Reproduce each line exactly.

#####

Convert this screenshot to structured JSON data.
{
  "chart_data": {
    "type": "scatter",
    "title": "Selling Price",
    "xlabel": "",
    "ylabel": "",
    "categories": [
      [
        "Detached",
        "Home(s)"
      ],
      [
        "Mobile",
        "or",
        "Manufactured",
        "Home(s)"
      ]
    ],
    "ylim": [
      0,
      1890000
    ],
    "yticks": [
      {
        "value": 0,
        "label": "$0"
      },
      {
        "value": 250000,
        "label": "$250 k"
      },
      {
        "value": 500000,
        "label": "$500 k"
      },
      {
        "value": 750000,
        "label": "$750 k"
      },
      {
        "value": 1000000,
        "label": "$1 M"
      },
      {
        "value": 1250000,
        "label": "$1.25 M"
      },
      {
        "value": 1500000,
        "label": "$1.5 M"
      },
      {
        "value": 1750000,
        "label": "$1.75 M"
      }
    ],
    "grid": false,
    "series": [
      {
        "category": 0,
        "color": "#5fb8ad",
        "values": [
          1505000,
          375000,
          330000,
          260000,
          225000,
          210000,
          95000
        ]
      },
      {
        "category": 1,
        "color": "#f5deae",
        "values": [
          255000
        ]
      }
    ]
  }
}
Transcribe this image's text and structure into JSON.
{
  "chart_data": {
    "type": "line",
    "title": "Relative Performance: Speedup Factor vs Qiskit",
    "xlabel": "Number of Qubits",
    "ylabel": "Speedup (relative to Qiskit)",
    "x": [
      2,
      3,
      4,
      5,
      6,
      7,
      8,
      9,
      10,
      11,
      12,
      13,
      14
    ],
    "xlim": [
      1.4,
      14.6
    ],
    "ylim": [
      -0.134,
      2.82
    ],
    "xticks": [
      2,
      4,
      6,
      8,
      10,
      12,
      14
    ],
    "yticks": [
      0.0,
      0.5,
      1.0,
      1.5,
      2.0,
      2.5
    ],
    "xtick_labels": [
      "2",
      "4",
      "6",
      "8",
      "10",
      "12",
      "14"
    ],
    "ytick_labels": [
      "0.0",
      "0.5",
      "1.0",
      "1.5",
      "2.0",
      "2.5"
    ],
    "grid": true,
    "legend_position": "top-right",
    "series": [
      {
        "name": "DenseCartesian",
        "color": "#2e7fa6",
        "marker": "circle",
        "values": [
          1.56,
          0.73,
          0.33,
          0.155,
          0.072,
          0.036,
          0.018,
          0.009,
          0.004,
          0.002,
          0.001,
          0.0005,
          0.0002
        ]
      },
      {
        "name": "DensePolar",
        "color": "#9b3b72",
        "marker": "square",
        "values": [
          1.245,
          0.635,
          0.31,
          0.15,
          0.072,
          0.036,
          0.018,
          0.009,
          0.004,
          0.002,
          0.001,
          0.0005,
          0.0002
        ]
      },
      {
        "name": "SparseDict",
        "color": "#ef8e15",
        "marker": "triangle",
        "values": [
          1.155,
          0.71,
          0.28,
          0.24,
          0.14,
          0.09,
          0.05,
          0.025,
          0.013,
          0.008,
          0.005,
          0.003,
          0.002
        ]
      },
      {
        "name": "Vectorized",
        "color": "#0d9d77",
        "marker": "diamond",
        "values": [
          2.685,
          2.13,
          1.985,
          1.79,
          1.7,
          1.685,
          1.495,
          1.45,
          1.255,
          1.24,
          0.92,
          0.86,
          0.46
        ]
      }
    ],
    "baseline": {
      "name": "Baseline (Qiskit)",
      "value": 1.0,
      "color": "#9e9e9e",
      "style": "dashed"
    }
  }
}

#####

● Complete response:
Convert this screenshot to structured JSON data.
{
  "chart_data": {
    "type": "scatter",
    "title": "Selling Price",
    "xlabel": "",
    "ylabel": "",
    "categories": [
      [
        "Detached",
        "Home(s)"
      ],
      [
        "Mobile",
        "or",
        "Manufactured",
        "Home(s)"
      ]
    ],
    "ylim": [
      0,
      1890000
    ],
    "yticks": [
      {
        "value": 0,
        "label": "$0"
      },
      {
        "value": 250000,
        "label": "$250 k"
      },
      {
        "value": 500000,
        "label": "$500 k"
      },
      {
        "value": 750000,
        "label": "$750 k"
      },
      {
        "value": 1000000,
        "label": "$1 M"
      },
      {
        "value": 1250000,
        "label": "$1.25 M"
      },
      {
        "value": 1500000,
        "label": "$1.5 M"
      },
      {
        "value": 1750000,
        "label": "$1.75 M"
      }
    ],
    "grid": false,
    "series": [
      {
        "category": 0,
        "color": "#5fb8ad",
        "values": [
          1505000,
          375000,
          330000,
          260000,
          225000,
          210000,
          95000
        ]
      },
      {
        "category": 1,
        "color": "#f5deae",
        "values": [
          255000
        ]
      }
    ]
  }
}
Transcribe this image's text and structure into JSON.
{
  "chart_data": {
    "type": "line",
    "title": "Relative Performance: Speedup Factor vs Qiskit",
    "xlabel": "Number of Qubits",
    "ylabel": "Speedup (relative to Qiskit)",
    "x": [
      2,
      3,
      4,
      5,
      6,
      7,
      8,
      9,
      10,
      11,
      12,
      13,
      14
    ],
    "xlim": [
      1.4,
      14.6
    ],
    "ylim": [
      -0.134,
      2.82
    ],
    "xticks": [
      2,
      4,
      6,
      8,
      10,
      12,
      14
    ],
    "yticks": [
      0.0,
      0.5,
      1.0,
      1.5,
      2.0,
      2.5
    ],
    "xtick_labels": [
      "2",
      "4",
      "6",
      "8",
      "10",
      "12",
      "14"
    ],
    "ytick_labels": [
      "0.0",
      "0.5",
      "1.0",
      "1.5",
      "2.0",
      "2.5"
    ],
    "grid": true,
    "legend_position": "top-right",
    "series": [
      {
        "name": "DenseCartesian",
        "color": "#2e7fa6",
        "marker": "circle",
        "values": [
          1.56,
          0.73,
          0.33,
          0.155,
          0.072,
          0.036,
          0.018,
          0.009,
          0.004,
          0.002,
          0.001,
          0.0005,
          0.0002
        ]
      },
      {
        "name": "DensePolar",
        "color": "#9b3b72",
        "marker": "square",
        "values": [
          1.245,
          0.635,
          0.31,
          0.15,
          0.072,
          0.036,
          0.018,
          0.009,
          0.004,
          0.002,
          0.001,
          0.0005,
          0.0002
        ]
      },
      {
        "name": "SparseDict",
        "color": "#ef8e15",
        "marker": "triangle",
        "values": [
          1.155,
          0.71,
          0.28,
          0.24,
          0.14,
          0.09,
          0.05,
          0.025,
          0.013,
          0.008,
          0.005,
          0.003,
          0.002
        ]
      },
      {
        "name": "Vectorized",
        "color": "#0d9d77",
        "marker": "diamond",
        "values": [
          2.685,
          2.13,
          1.985,
          1.79,
          1.7,
          1.685,
          1.495,
          1.45,
          1.255,
          1.24,
          0.92,
          0.86,
          0.46
        ]
      }
    ],
    "baseline": {
      "name": "Baseline (Qiskit)",
      "value": 1.0,
      "color": "#9e9e9e",
      "style": "dashed"
    }
  }
}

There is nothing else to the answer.